Task requirements:
The entries need to be copied exactly.

Data supplied:

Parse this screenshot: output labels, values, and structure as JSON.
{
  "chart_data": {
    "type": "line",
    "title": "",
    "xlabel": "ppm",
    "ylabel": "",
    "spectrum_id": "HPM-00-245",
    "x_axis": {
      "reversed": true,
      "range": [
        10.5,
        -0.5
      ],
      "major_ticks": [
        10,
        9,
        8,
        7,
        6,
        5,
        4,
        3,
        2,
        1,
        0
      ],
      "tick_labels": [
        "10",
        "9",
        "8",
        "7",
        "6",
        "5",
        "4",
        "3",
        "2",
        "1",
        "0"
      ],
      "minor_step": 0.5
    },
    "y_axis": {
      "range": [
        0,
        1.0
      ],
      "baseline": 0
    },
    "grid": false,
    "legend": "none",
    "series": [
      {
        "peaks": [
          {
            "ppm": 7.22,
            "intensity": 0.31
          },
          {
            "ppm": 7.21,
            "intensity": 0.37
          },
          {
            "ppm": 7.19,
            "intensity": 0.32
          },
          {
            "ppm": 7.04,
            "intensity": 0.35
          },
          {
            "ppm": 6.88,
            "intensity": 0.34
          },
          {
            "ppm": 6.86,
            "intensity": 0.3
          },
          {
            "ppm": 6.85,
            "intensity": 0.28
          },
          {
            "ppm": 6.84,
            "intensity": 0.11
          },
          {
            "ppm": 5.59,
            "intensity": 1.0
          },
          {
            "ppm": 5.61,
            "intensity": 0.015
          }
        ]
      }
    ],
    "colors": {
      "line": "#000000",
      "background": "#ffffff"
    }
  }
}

Solution below:
Parse this screenshot: output labels, values, and structure as JSON.
{
  "chart_data": {
    "type": "line",
    "title": "",
    "xlabel": "ppm",
    "ylabel": "",
    "spectrum_id": "HPM-00-245",
    "x_axis": {
      "reversed": true,
      "range": [
        10.5,
        -0.5
      ],
      "major_ticks": [
        10,
        9,
        8,
        7,
        6,
        5,
        4,
        3,
        2,
        1,
        0
      ],
      "tick_labels": [
        "10",
        "9",
        "8",
        "7",
        "6",
        "5",
        "4",
        "3",
        "2",
        "1",
        "0"
      ],
      "minor_step": 0.5
    },
    "y_axis": {
      "range": [
        0,
        1.0
      ],
      "baseline": 0
    },
    "grid": false,
    "legend": "none",
    "series": [
      {
        "peaks": [
          {
            "ppm": 7.22,
            "intensity": 0.31
          },
          {
            "ppm": 7.21,
            "intensity": 0.37
          },
          {
            "ppm": 7.19,
            "intensity": 0.32
          },
          {
            "ppm": 7.04,
            "intensity": 0.35
          },
          {
            "ppm": 6.88,
            "intensity": 0.34
          },
          {
            "ppm": 6.86,
            "intensity": 0.3
          },
          {
            "ppm": 6.85,
            "intensity": 0.28
          },
          {
            "ppm": 6.84,
            "intensity": 0.11
          },
          {
            "ppm": 5.59,
            "intensity": 1.0
          },
          {
            "ppm": 5.61,
            "intensity": 0.015
          }
        ]
      }
    ],
    "colors": {
      "line": "#000000",
      "background": "#ffffff"
    }
  }
}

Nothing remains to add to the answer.